* _YOUR GOAL_:
Pull out every line below containing the word "Thanawan".
━━━━
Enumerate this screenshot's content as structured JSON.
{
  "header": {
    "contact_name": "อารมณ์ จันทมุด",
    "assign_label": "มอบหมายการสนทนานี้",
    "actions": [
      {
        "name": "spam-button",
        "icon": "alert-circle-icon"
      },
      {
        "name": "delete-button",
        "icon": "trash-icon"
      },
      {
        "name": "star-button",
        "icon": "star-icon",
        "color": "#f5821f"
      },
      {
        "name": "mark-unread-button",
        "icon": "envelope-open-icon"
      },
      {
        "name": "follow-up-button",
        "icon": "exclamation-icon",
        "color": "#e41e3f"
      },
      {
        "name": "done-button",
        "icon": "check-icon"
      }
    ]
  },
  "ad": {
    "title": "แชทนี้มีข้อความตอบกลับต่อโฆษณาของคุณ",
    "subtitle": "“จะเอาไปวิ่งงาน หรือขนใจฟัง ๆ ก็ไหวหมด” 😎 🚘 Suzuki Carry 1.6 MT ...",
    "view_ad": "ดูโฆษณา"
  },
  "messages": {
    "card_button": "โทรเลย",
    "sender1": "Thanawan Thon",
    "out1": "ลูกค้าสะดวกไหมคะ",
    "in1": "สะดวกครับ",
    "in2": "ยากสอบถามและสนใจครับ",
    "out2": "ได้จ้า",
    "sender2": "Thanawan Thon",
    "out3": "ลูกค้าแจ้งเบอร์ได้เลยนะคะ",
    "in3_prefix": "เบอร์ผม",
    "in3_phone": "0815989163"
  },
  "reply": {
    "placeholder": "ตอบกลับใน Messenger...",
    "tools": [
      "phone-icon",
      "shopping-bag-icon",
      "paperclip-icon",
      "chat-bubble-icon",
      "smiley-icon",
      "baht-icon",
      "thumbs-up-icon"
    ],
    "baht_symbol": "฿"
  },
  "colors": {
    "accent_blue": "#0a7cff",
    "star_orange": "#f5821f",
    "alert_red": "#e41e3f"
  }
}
━━━━
* _RIGHT ANSWER_:
    "sender1": "Thanawan Thon",
    "sender2": "Thanawan Thon",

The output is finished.